Jewel HDU - 3727

http://acm.hdu.edu.cn/showproblem.php?pid=3727

乍一看有insert 以为是伸展树 还要求第k大 直接懵逼..

但是并没有查询 所以序列顺序是不变的 直接离线 把所有insert的值都记下来 建立主席树 然后1和3是静态区间第k大 2是问某个数第几大

#include <bits/stdc++.h>
using namespace std;
#define ll long long

struct node0
{
    int tp;
    int x;
    int k;
    int l;
    int r;
};

struct node1
{
    int l;
    int r;
    int val;
};

node0 order[500010];
node1 tree[4000010];
int ary[100010],tmp[100010],root[100010];
int n,q,num;

int build(int l,int r)
{
    int cur,m;
    cur=num++;
    tree[cur].l=0,tree[cur].r=0,tree[cur].val=0;
    if(l==r) return cur;
    m=(l+r)/2;
    tree[cur].l=build(l,m);
    tree[cur].r=build(m+1,r);
    return cur;
}

int update(int rot,int tar,int val,int l,int r)

### 数据摘录

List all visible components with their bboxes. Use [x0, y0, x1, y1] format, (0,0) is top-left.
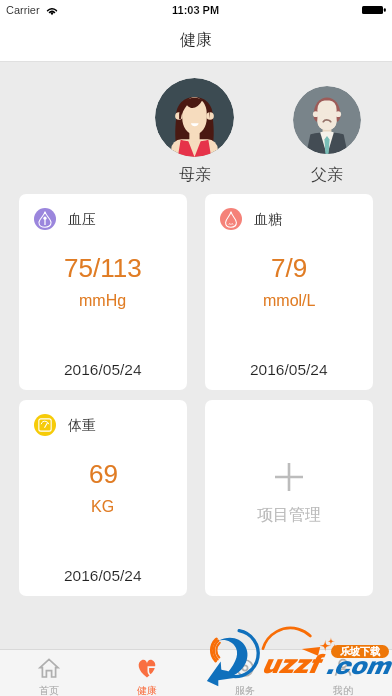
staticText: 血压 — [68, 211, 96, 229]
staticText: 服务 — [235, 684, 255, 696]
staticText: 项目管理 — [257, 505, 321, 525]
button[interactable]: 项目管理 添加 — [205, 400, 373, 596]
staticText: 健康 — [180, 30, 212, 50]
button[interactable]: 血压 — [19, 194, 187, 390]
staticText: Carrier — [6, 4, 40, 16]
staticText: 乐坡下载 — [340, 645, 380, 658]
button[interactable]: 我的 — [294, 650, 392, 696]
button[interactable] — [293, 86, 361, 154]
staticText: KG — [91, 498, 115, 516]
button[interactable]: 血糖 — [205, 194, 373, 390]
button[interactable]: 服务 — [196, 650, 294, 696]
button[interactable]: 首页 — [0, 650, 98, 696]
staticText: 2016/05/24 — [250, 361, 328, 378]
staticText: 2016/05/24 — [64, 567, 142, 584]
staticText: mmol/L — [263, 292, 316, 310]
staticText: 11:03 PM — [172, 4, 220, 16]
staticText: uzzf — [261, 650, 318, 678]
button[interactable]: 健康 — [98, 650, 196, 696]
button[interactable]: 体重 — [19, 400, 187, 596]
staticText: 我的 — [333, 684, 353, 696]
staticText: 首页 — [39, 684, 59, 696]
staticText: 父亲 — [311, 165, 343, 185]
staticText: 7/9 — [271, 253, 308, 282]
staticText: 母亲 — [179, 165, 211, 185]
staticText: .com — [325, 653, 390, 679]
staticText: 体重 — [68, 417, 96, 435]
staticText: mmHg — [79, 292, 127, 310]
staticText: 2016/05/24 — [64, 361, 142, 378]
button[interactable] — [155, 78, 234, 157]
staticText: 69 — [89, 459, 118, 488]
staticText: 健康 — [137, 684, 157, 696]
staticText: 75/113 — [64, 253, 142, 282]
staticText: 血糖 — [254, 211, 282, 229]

### 任务目标
根据阅读摘录，作者离线记下所有insert的值之后，建立了哪种数据结构？

### 练习结果
作者建立了主席树。